The task:
Copy out all lines that carry the word "text".

Records to process:
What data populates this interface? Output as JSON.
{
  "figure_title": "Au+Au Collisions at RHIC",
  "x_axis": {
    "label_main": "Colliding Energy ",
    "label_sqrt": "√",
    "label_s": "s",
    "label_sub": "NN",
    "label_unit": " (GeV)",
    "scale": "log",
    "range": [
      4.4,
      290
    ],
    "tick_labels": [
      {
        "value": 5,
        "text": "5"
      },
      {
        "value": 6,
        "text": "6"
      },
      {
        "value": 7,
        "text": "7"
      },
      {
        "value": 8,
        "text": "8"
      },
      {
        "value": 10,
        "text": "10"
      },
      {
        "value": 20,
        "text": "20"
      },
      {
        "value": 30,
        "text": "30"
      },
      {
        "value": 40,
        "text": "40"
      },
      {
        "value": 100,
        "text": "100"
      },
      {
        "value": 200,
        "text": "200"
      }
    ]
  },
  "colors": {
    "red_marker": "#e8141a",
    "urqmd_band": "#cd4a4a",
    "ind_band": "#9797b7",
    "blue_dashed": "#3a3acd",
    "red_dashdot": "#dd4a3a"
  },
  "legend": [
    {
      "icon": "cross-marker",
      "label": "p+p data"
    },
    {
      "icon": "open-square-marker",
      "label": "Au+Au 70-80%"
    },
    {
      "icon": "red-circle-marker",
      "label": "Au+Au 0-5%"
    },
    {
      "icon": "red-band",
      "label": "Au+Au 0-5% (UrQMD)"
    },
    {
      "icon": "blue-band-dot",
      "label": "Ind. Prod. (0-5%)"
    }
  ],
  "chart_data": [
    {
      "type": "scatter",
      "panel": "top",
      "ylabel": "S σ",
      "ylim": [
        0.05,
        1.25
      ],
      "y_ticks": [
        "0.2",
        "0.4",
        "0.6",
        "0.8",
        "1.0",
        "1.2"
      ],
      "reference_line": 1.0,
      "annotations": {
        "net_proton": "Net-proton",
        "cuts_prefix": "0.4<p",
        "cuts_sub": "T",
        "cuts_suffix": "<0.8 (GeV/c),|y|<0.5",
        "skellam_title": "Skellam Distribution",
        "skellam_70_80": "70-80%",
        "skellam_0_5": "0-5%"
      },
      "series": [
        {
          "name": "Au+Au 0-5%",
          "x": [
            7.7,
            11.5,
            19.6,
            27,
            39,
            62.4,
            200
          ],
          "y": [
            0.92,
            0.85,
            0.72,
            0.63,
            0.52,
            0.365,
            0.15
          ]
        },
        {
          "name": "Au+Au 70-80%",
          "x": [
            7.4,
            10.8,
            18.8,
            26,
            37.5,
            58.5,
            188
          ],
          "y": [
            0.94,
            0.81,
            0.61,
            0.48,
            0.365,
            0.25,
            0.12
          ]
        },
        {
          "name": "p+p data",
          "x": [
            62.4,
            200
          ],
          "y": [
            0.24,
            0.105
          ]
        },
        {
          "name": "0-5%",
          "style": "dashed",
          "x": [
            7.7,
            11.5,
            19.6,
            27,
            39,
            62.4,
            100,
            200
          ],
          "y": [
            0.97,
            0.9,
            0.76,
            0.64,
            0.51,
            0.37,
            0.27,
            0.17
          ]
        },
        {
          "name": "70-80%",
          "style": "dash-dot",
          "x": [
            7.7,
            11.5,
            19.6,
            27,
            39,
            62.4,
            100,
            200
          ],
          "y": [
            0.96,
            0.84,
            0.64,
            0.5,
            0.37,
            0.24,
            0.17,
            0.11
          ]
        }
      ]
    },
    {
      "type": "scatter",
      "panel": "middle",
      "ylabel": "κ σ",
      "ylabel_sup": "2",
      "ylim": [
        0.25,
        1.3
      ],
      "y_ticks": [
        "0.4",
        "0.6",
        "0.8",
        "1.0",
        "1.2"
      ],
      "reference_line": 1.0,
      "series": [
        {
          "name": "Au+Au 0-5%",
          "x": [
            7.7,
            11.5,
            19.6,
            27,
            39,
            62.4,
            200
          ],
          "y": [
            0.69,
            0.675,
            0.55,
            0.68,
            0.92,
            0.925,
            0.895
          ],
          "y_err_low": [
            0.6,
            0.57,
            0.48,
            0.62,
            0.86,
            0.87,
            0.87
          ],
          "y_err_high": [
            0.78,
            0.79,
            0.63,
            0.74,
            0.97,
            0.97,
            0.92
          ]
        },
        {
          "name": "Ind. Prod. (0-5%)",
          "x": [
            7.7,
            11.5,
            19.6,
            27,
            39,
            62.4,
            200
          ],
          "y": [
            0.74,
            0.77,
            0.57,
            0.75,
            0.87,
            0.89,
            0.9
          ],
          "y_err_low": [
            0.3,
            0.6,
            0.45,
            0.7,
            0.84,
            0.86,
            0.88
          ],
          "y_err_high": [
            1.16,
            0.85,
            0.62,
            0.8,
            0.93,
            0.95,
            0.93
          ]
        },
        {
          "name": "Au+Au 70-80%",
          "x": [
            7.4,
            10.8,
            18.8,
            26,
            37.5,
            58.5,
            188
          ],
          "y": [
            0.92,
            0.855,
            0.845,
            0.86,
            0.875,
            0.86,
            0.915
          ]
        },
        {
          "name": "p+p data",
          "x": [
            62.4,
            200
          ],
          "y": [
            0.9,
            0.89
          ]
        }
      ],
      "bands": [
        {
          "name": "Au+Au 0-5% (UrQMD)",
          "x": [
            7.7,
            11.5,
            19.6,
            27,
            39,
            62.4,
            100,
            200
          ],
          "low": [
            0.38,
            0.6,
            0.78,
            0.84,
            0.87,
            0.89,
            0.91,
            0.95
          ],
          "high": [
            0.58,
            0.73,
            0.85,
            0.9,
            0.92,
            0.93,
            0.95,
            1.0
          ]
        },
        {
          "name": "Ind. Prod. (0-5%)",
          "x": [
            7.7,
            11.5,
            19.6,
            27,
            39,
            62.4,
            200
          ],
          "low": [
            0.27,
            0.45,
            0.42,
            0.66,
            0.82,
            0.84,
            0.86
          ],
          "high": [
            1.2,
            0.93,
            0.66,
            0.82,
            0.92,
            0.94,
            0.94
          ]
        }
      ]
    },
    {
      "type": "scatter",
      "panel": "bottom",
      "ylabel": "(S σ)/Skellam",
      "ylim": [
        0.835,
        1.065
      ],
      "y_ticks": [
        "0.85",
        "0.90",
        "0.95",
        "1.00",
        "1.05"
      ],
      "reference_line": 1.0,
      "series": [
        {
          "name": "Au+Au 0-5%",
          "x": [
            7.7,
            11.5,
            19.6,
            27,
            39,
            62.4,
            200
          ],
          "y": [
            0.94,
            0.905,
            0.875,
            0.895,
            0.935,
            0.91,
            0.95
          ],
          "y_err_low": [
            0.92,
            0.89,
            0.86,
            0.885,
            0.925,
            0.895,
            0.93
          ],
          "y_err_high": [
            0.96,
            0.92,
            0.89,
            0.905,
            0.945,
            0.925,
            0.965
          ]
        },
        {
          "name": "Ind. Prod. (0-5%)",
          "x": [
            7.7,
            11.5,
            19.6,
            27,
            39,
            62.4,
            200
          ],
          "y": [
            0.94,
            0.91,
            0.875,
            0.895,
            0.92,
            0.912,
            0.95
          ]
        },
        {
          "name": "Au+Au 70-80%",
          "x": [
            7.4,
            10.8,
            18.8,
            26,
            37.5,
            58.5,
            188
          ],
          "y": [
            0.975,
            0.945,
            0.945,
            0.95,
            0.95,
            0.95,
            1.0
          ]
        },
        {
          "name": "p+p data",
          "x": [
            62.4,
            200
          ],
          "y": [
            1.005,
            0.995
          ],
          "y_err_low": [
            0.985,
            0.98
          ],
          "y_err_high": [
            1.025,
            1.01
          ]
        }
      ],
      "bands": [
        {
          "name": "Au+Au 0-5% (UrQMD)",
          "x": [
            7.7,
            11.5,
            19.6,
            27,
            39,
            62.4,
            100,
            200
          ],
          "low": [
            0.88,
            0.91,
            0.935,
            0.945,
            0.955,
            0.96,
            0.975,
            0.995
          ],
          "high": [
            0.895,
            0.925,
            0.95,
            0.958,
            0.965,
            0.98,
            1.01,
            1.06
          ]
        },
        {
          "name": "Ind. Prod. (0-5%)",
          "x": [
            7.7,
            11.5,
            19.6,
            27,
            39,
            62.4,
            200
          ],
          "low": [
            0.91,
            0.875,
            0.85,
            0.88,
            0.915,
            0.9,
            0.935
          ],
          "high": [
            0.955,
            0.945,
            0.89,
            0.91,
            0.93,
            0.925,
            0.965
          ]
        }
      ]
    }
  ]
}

Right answer:
        "text": "5"
        "text": "6"
        "text": "7"
        "text": "8"
        "text": "10"
        "text": "20"
        "text": "30"
        "text": "40"
        "text": "100"
        "text": "200"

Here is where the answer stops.